● EXERCISE: Pick out each line of the records in which the word "name" appears.

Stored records
%%
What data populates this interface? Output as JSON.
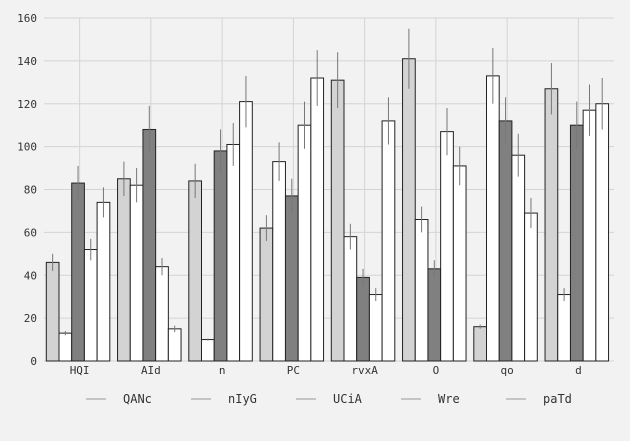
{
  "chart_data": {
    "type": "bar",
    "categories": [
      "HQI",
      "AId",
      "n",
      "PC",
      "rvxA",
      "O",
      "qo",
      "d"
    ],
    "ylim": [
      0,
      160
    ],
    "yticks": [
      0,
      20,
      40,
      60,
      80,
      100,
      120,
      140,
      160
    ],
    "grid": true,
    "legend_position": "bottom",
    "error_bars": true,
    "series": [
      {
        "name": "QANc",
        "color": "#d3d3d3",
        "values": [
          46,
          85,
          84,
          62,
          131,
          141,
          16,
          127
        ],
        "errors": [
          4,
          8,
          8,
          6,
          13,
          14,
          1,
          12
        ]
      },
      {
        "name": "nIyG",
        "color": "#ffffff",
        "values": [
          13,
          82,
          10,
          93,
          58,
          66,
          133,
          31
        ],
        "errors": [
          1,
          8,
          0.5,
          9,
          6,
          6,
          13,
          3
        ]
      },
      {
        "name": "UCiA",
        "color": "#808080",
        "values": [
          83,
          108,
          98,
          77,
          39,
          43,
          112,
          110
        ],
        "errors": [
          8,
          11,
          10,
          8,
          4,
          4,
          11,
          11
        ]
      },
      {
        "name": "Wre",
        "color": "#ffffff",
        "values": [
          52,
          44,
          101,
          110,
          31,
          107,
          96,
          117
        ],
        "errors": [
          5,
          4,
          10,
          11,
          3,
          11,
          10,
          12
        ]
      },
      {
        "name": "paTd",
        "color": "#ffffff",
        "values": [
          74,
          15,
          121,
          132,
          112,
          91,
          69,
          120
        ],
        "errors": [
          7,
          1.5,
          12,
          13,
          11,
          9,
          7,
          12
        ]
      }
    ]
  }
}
%%
● FULL SOLUTION:
        "name": "QANc",
        "name": "nIyG",
        "name": "UCiA",
        "name": "Wre",
        "name": "paTd",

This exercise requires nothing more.